- [Rows]
+ + + +

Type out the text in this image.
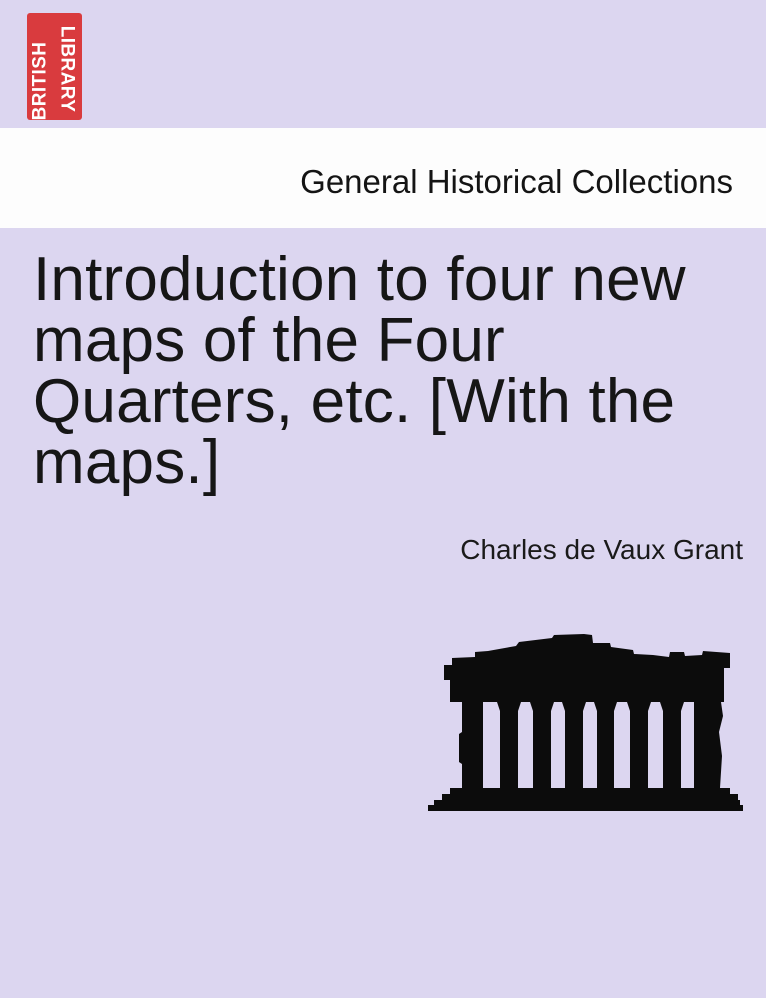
BRITISH LIBRARY
General Historical Collections
Introduction to four new
maps of the Four
Quarters, etc. [With the
maps.]
Charles de Vaux Grant
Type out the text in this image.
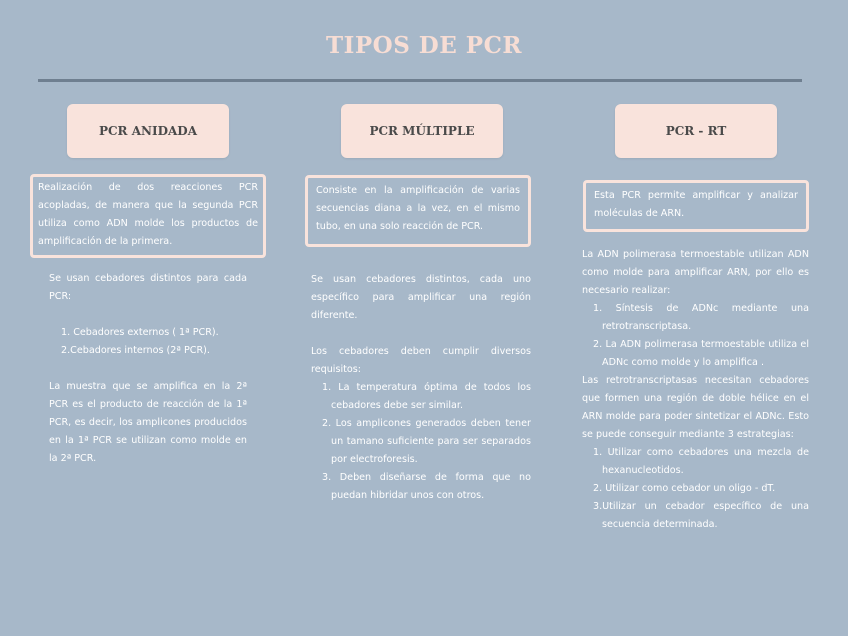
TIPOS DE PCR
PCR ANIDADA
Realización de dos reacciones PCR acopladas, de manera que la segunda PCR utiliza como ADN molde los productos de amplificación de la primera.

Se usan cebadores distintos para cada PCR:

1. Cebadores externos ( 1ª PCR).

2.Cebadores internos (2ª PCR).

La muestra que se amplifica en la 2ª PCR es el producto de reacción de la 1ª PCR, es decir, los amplicones producidos en la 1ª PCR se utilizan como molde en la 2ª PCR.

PCR MÚLTIPLE
Consiste en la amplificación de varias secuencias diana a la vez, en el mismo tubo, en una solo reacción de PCR.

Se usan cebadores distintos, cada uno específico para amplificar una región diferente.

Los cebadores deben cumplir diversos requisitos:

1. La temperatura óptima de todos los cebadores debe ser similar.

2. Los amplicones generados deben tener un tamano suficiente para ser separados por electroforesis.

3. Deben diseñarse de forma que no puedan hibridar unos con otros.

PCR - RT
Esta PCR permite amplificar y analizar moléculas de ARN.

La ADN polimerasa termoestable utilizan ADN como molde para amplificar ARN, por ello es necesario realizar:

1. Síntesis de ADNc mediante una retrotranscriptasa.

2. La ADN polimerasa termoestable utiliza el ADNc como molde y lo amplifica .

Las retrotranscriptasas necesitan cebadores que formen una región de doble hélice en el ARN molde para poder sintetizar el ADNc. Esto se puede conseguir mediante 3 estrategias:

1. Utilizar como cebadores una mezcla de hexanucleotidos.

2. Utilizar como cebador un oligo - dT.

3.Utilizar un cebador específico de una secuencia determinada.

+ + + +

- [Stated exercise] Going through the data above, count the lines where the string "región" appears, and answer with only that number.

- [Result of the task] 2